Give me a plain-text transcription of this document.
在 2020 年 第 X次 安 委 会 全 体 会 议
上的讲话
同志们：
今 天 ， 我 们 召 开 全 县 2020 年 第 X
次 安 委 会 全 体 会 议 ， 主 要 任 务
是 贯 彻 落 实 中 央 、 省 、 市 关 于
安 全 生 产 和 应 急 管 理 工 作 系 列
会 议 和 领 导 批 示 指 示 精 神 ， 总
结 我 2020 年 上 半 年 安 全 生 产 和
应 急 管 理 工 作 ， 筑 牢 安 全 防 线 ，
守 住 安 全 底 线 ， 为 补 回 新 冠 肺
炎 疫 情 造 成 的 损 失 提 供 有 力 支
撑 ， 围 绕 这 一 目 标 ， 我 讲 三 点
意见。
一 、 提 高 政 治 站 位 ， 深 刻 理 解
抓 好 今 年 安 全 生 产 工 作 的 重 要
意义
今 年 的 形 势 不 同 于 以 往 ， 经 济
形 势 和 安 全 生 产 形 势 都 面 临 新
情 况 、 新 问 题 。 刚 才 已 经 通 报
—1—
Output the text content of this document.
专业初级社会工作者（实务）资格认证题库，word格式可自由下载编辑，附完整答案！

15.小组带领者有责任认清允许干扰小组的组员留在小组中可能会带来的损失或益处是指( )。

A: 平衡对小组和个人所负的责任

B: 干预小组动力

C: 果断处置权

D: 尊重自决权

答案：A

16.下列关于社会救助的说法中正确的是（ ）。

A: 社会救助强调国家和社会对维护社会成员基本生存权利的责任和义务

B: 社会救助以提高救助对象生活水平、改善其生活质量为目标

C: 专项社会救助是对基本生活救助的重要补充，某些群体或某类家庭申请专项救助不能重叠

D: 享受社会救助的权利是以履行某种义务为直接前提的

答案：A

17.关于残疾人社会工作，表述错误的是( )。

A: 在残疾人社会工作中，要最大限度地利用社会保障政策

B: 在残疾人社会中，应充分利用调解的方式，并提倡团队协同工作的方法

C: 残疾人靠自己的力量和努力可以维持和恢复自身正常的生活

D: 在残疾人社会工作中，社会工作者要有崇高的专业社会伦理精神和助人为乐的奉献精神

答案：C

━━━━━━━━━━

Aim: Lines that include the word "document" — how many are there in the data? Answer with the number alone.

Solved problem: 2